◆ Element-and-box listings
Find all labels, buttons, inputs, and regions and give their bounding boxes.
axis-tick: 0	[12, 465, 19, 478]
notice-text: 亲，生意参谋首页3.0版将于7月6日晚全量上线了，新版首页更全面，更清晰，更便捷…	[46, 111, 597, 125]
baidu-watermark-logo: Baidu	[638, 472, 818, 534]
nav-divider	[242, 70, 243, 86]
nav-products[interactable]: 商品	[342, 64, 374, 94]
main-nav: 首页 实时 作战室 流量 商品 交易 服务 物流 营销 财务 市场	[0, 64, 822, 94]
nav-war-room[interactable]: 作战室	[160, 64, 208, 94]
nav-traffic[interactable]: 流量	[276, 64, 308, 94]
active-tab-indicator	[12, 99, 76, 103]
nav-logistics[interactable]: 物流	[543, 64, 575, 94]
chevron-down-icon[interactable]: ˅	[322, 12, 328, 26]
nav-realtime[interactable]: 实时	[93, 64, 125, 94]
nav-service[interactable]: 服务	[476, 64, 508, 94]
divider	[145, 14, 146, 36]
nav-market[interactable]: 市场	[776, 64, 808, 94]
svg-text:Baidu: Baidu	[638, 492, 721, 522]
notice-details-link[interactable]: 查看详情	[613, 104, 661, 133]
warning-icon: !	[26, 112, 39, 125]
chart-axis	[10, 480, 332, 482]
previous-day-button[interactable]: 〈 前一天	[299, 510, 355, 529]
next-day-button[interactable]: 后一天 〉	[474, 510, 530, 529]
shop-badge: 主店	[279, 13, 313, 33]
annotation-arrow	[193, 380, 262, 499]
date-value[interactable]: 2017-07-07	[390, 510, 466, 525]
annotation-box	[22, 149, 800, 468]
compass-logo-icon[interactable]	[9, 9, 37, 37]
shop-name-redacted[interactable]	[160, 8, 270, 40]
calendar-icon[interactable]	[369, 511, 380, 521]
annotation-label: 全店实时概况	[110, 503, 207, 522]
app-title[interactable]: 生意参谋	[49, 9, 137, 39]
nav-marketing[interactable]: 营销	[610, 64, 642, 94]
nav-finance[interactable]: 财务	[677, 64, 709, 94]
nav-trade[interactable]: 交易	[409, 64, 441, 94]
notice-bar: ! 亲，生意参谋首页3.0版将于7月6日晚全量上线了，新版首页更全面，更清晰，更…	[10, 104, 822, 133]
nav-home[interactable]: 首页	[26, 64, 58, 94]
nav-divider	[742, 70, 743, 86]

◆ Problem description
Repeat the lines of the records from the beginning through the line containing "472, 818, 534]", keeping each one identical.

◆ Answer
Find all labels, buttons, inputs, and regions and give their bounding boxes.
axis-tick: 0	[12, 465, 19, 478]
notice-text: 亲，生意参谋首页3.0版将于7月6日晚全量上线了，新版首页更全面，更清晰，更便捷…	[46, 111, 597, 125]
baidu-watermark-logo: Baidu	[638, 472, 818, 534]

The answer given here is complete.